▶ **Exercise instructions**
If a line in the entries contains the string "포항공과대학교", include that line in your answer.

▶ **Information provided**
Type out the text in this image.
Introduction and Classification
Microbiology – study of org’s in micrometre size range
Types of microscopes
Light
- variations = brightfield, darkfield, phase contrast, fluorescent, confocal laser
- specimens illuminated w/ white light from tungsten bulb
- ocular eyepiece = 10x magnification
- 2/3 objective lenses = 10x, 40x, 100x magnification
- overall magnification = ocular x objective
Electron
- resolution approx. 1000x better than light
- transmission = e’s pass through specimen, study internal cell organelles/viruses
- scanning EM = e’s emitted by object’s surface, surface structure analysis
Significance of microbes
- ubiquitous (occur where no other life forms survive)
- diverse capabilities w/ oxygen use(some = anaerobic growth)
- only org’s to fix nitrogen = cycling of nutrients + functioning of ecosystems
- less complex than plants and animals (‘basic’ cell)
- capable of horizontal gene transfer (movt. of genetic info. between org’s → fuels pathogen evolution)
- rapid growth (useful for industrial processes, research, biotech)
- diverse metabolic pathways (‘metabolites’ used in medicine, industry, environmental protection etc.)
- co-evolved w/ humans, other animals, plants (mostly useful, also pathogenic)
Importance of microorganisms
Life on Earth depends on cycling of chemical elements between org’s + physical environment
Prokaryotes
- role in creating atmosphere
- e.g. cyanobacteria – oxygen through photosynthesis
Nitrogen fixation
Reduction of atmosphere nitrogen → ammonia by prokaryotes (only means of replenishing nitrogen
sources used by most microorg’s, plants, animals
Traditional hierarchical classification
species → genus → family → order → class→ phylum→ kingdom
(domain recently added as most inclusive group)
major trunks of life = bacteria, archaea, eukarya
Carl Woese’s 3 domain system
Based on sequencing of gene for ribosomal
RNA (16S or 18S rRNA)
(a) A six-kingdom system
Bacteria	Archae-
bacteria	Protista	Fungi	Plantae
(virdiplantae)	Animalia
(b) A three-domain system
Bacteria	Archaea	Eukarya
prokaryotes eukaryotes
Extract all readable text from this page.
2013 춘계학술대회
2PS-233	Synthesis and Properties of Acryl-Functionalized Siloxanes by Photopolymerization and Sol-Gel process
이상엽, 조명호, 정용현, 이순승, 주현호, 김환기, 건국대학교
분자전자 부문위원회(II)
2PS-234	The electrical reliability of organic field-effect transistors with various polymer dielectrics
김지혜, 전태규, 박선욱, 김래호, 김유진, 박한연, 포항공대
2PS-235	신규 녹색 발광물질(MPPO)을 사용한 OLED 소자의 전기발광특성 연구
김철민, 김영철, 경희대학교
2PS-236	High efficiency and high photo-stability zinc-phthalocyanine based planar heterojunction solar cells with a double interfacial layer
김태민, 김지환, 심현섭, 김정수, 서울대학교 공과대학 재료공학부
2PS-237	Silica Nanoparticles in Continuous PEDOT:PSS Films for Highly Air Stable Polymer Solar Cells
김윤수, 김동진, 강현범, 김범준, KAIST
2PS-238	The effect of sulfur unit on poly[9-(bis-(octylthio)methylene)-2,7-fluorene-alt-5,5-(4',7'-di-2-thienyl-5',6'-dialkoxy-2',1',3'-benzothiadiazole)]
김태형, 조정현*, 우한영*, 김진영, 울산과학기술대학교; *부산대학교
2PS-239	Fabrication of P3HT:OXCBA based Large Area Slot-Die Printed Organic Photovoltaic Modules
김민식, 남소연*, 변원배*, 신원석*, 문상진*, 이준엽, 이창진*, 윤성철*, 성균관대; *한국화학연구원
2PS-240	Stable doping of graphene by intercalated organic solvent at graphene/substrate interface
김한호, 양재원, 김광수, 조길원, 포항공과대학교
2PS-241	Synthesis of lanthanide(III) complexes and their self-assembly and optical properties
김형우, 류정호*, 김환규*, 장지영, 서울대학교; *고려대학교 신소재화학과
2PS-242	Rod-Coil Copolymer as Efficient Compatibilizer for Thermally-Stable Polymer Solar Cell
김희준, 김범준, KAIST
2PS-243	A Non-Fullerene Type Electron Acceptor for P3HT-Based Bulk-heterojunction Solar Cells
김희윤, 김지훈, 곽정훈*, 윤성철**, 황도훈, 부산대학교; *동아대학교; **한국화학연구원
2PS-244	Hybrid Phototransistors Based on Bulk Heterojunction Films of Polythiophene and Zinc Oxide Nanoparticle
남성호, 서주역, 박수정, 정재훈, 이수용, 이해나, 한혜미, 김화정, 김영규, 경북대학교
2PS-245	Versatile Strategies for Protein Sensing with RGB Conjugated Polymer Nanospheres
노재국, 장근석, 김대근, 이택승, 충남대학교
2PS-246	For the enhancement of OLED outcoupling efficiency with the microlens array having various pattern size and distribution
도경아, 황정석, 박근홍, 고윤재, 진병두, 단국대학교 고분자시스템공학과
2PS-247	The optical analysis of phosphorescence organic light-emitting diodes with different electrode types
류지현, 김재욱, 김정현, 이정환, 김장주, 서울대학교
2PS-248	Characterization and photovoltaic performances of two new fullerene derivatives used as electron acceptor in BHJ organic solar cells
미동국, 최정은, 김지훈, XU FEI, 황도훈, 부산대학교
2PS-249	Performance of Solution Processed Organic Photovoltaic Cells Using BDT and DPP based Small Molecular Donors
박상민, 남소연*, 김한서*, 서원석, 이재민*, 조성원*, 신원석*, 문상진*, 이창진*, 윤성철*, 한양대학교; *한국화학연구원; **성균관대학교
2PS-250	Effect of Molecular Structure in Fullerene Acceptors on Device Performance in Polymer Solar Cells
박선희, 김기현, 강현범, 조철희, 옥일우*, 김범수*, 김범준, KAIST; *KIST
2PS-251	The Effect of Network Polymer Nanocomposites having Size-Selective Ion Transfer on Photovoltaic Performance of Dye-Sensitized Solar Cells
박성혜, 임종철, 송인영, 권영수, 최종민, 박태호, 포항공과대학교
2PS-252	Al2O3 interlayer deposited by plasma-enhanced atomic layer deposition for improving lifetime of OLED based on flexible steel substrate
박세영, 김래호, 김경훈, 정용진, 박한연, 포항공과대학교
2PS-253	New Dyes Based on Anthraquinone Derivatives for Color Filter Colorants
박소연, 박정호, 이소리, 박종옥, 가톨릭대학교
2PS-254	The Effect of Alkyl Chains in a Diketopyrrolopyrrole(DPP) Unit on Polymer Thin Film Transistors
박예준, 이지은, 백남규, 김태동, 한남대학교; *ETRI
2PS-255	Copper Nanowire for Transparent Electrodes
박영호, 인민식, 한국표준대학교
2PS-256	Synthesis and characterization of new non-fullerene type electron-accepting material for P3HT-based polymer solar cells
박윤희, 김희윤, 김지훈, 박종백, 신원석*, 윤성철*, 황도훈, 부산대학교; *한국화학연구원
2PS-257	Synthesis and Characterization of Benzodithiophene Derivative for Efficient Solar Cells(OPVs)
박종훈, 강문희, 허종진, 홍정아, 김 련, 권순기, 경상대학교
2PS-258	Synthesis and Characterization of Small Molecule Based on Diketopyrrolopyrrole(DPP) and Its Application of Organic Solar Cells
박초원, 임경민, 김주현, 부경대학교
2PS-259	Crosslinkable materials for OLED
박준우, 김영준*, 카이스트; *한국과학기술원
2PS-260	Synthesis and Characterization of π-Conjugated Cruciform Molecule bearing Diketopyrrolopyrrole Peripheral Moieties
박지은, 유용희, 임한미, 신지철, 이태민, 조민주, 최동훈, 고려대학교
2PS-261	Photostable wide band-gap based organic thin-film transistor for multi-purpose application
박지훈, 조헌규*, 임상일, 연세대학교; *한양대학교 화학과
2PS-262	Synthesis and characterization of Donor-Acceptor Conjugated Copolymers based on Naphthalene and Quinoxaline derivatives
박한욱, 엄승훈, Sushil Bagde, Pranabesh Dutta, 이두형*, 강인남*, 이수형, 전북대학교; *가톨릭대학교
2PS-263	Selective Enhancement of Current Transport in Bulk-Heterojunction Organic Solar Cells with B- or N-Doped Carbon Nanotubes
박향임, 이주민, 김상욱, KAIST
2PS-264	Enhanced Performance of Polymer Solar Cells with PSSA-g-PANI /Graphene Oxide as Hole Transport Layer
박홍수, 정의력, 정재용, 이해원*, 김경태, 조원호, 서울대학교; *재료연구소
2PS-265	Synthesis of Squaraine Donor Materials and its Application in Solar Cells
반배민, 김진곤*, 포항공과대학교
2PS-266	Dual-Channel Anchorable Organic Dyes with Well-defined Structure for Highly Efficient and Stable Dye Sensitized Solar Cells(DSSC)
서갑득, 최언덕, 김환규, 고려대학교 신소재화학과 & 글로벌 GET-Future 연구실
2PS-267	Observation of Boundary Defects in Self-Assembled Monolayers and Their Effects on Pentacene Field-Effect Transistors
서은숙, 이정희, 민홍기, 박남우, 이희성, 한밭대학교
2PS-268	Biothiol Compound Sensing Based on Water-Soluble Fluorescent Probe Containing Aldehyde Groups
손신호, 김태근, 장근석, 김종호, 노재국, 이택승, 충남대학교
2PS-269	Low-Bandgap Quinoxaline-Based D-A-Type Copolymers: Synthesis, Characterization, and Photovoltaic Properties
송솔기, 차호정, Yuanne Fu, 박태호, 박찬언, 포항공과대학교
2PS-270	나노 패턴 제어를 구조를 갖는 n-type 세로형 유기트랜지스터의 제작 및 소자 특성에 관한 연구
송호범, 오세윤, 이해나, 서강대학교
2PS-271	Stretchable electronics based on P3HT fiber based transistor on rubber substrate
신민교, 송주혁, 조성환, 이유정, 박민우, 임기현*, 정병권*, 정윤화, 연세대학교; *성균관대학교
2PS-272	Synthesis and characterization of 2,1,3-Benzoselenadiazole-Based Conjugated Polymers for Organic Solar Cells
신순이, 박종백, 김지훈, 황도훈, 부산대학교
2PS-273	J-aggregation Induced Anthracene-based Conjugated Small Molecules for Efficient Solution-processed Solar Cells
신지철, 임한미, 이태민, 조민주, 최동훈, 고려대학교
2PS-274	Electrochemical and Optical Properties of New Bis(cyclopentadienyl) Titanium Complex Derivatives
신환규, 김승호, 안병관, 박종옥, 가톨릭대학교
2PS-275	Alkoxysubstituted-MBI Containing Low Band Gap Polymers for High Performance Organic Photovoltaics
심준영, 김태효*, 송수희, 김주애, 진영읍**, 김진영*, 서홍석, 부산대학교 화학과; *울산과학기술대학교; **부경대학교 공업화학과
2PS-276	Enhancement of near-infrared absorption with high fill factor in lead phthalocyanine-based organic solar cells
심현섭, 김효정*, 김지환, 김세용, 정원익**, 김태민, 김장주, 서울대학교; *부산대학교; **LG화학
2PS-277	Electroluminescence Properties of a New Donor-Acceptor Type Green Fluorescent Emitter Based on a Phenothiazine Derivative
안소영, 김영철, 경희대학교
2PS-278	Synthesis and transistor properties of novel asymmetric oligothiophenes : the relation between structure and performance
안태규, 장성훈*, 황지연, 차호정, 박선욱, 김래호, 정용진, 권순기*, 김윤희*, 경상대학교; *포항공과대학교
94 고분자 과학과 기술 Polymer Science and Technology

▶ **Output for this task**
김한호, 양재원, 김광수, 조길원, 포항공과대학교
박성혜, 임종철, 송인영, 권영수, 최종민, 박태호, 포항공과대학교
박세영, 김래호, 김경훈, 정용진, 박한연, 포항공과대학교
반배민, 김진곤*, 포항공과대학교
송솔기, 차호정, Yuanne Fu, 박태호, 박찬언, 포항공과대학교
안태규, 장성훈*, 황지연, 차호정, 박선욱, 김래호, 정용진, 권순기*, 김윤희*, 경상대학교; *포항공과대학교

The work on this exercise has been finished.